# [LISTED RECORDS]

▶

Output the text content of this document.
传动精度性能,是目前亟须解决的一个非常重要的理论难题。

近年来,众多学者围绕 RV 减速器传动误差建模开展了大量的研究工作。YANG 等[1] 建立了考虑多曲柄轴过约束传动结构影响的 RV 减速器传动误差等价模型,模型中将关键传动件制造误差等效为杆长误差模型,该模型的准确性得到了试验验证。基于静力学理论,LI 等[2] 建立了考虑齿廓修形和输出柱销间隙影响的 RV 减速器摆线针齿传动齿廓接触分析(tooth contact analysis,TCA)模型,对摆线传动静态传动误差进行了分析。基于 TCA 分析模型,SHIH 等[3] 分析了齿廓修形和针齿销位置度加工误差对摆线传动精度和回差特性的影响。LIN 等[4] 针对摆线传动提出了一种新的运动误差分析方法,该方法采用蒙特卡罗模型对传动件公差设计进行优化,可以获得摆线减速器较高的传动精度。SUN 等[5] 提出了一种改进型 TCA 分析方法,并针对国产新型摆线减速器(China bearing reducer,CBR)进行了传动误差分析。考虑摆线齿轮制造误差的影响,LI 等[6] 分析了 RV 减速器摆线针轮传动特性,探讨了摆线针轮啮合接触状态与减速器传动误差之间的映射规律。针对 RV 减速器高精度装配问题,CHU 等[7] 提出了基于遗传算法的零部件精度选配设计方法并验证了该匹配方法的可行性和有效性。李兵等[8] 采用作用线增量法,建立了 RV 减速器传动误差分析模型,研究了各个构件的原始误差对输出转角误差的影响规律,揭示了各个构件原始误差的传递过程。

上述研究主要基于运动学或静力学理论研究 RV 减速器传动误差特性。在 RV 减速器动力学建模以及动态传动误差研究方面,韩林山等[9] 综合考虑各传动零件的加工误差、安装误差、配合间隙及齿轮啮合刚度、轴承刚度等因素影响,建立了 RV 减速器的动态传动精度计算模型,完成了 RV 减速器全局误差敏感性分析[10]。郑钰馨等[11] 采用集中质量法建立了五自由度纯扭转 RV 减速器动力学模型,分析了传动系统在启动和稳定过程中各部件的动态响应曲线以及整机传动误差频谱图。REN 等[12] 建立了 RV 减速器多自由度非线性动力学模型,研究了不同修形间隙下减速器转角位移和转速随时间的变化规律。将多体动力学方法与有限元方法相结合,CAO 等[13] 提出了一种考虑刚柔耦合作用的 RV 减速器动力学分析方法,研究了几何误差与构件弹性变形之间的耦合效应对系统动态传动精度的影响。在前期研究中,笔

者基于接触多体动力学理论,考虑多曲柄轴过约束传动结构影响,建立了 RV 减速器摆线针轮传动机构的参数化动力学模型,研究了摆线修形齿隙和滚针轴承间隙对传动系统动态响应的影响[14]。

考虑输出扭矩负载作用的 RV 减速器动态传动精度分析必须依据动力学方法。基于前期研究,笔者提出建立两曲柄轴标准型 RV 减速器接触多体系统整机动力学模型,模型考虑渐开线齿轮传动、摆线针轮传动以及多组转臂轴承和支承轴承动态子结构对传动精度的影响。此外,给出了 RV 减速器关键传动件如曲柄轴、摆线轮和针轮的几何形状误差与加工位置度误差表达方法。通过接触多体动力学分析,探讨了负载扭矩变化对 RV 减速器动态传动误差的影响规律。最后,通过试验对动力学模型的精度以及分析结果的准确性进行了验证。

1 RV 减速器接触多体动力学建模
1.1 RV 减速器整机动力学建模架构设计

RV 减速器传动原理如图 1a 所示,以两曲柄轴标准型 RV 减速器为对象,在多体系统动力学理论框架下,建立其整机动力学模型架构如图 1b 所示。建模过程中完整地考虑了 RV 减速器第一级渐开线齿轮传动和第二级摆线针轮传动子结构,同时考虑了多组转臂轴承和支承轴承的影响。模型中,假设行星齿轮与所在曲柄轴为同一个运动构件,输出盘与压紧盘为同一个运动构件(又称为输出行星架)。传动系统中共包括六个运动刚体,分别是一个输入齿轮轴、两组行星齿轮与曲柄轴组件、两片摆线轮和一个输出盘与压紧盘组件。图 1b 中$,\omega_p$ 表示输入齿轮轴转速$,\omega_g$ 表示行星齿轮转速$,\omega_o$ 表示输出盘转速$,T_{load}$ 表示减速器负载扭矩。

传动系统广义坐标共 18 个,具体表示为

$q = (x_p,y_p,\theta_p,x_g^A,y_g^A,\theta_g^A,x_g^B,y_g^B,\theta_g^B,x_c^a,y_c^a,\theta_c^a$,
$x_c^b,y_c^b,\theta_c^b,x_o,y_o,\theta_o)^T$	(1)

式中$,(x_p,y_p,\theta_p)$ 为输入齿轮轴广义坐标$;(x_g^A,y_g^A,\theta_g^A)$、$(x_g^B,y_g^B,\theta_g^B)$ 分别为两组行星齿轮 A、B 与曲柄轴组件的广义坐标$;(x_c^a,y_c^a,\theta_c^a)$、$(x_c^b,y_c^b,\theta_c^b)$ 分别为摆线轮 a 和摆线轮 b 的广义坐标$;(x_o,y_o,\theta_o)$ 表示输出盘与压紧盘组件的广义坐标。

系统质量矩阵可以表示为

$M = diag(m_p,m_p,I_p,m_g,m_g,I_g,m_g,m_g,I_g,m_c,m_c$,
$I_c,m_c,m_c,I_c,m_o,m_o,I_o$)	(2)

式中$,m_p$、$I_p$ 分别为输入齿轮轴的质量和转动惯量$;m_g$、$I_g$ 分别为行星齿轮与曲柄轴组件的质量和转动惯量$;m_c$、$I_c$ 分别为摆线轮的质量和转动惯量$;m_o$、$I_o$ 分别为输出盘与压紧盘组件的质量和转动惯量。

◀

# [DIRECTIONS FOR THIS TASK]
Set every line of the listing down word for word.

# [COMPLETE ANSWER]
Output the text content of this document.
传动精度性能,是目前亟须解决的一个非常重要的理论难题。

近年来,众多学者围绕 RV 减速器传动误差建模开展了大量的研究工作。YANG 等[1] 建立了考虑多曲柄轴过约束传动结构影响的 RV 减速器传动误差等价模型,模型中将关键传动件制造误差等效为杆长误差模型,该模型的准确性得到了试验验证。基于静力学理论,LI 等[2] 建立了考虑齿廓修形和输出柱销间隙影响的 RV 减速器摆线针齿传动齿廓接触分析(tooth contact analysis,TCA)模型,对摆线传动静态传动误差进行了分析。基于 TCA 分析模型,SHIH 等[3] 分析了齿廓修形和针齿销位置度加工误差对摆线传动精度和回差特性的影响。LIN 等[4] 针对摆线传动提出了一种新的运动误差分析方法,该方法采用蒙特卡罗模型对传动件公差设计进行优化,可以获得摆线减速器较高的传动精度。SUN 等[5] 提出了一种改进型 TCA 分析方法,并针对国产新型摆线减速器(China bearing reducer,CBR)进行了传动误差分析。考虑摆线齿轮制造误差的影响,LI 等[6] 分析了 RV 减速器摆线针轮传动特性,探讨了摆线针轮啮合接触状态与减速器传动误差之间的映射规律。针对 RV 减速器高精度装配问题,CHU 等[7] 提出了基于遗传算法的零部件精度选配设计方法并验证了该匹配方法的可行性和有效性。李兵等[8] 采用作用线增量法,建立了 RV 减速器传动误差分析模型,研究了各个构件的原始误差对输出转角误差的影响规律,揭示了各个构件原始误差的传递过程。

上述研究主要基于运动学或静力学理论研究 RV 减速器传动误差特性。在 RV 减速器动力学建模以及动态传动误差研究方面,韩林山等[9] 综合考虑各传动零件的加工误差、安装误差、配合间隙及齿轮啮合刚度、轴承刚度等因素影响,建立了 RV 减速器的动态传动精度计算模型,完成了 RV 减速器全局误差敏感性分析[10]。郑钰馨等[11] 采用集中质量法建立了五自由度纯扭转 RV 减速器动力学模型,分析了传动系统在启动和稳定过程中各部件的动态响应曲线以及整机传动误差频谱图。REN 等[12] 建立了 RV 减速器多自由度非线性动力学模型,研究了不同修形间隙下减速器转角位移和转速随时间的变化规律。将多体动力学方法与有限元方法相结合,CAO 等[13] 提出了一种考虑刚柔耦合作用的 RV 减速器动力学分析方法,研究了几何误差与构件弹性变形之间的耦合效应对系统动态传动精度的影响。在前期研究中,笔

者基于接触多体动力学理论,考虑多曲柄轴过约束传动结构影响,建立了 RV 减速器摆线针轮传动机构的参数化动力学模型,研究了摆线修形齿隙和滚针轴承间隙对传动系统动态响应的影响[14]。

考虑输出扭矩负载作用的 RV 减速器动态传动精度分析必须依据动力学方法。基于前期研究,笔者提出建立两曲柄轴标准型 RV 减速器接触多体系统整机动力学模型,模型考虑渐开线齿轮传动、摆线针轮传动以及多组转臂轴承和支承轴承动态子结构对传动精度的影响。此外,给出了 RV 减速器关键传动件如曲柄轴、摆线轮和针轮的几何形状误差与加工位置度误差表达方法。通过接触多体动力学分析,探讨了负载扭矩变化对 RV 减速器动态传动误差的影响规律。最后,通过试验对动力学模型的精度以及分析结果的准确性进行了验证。

1 RV 减速器接触多体动力学建模
1.1 RV 减速器整机动力学建模架构设计

RV 减速器传动原理如图 1a 所示,以两曲柄轴标准型 RV 减速器为对象,在多体系统动力学理论框架下,建立其整机动力学模型架构如图 1b 所示。建模过程中完整地考虑了 RV 减速器第一级渐开线齿轮传动和第二级摆线针轮传动子结构,同时考虑了多组转臂轴承和支承轴承的影响。模型中,假设行星齿轮与所在曲柄轴为同一个运动构件,输出盘与压紧盘为同一个运动构件(又称为输出行星架)。传动系统中共包括六个运动刚体,分别是一个输入齿轮轴、两组行星齿轮与曲柄轴组件、两片摆线轮和一个输出盘与压紧盘组件。图 1b 中$,\omega_p$ 表示输入齿轮轴转速$,\omega_g$ 表示行星齿轮转速$,\omega_o$ 表示输出盘转速$,T_{load}$ 表示减速器负载扭矩。

传动系统广义坐标共 18 个,具体表示为

$q = (x_p,y_p,\theta_p,x_g^A,y_g^A,\theta_g^A,x_g^B,y_g^B,\theta_g^B,x_c^a,y_c^a,\theta_c^a$,
$x_c^b,y_c^b,\theta_c^b,x_o,y_o,\theta_o)^T$	(1)

式中$,(x_p,y_p,\theta_p)$ 为输入齿轮轴广义坐标$;(x_g^A,y_g^A,\theta_g^A)$、$(x_g^B,y_g^B,\theta_g^B)$ 分别为两组行星齿轮 A、B 与曲柄轴组件的广义坐标$;(x_c^a,y_c^a,\theta_c^a)$、$(x_c^b,y_c^b,\theta_c^b)$ 分别为摆线轮 a 和摆线轮 b 的广义坐标$;(x_o,y_o,\theta_o)$ 表示输出盘与压紧盘组件的广义坐标。

系统质量矩阵可以表示为

$M = diag(m_p,m_p,I_p,m_g,m_g,I_g,m_g,m_g,I_g,m_c,m_c$,
$I_c,m_c,m_c,I_c,m_o,m_o,I_o$)	(2)

式中$,m_p$、$I_p$ 分别为输入齿轮轴的质量和转动惯量$;m_g$、$I_g$ 分别为行星齿轮与曲柄轴组件的质量和转动惯量$;m_c$、$I_c$ 分别为摆线轮的质量和转动惯量$;m_o$、$I_o$ 分别为输出盘与压紧盘组件的质量和转动惯量。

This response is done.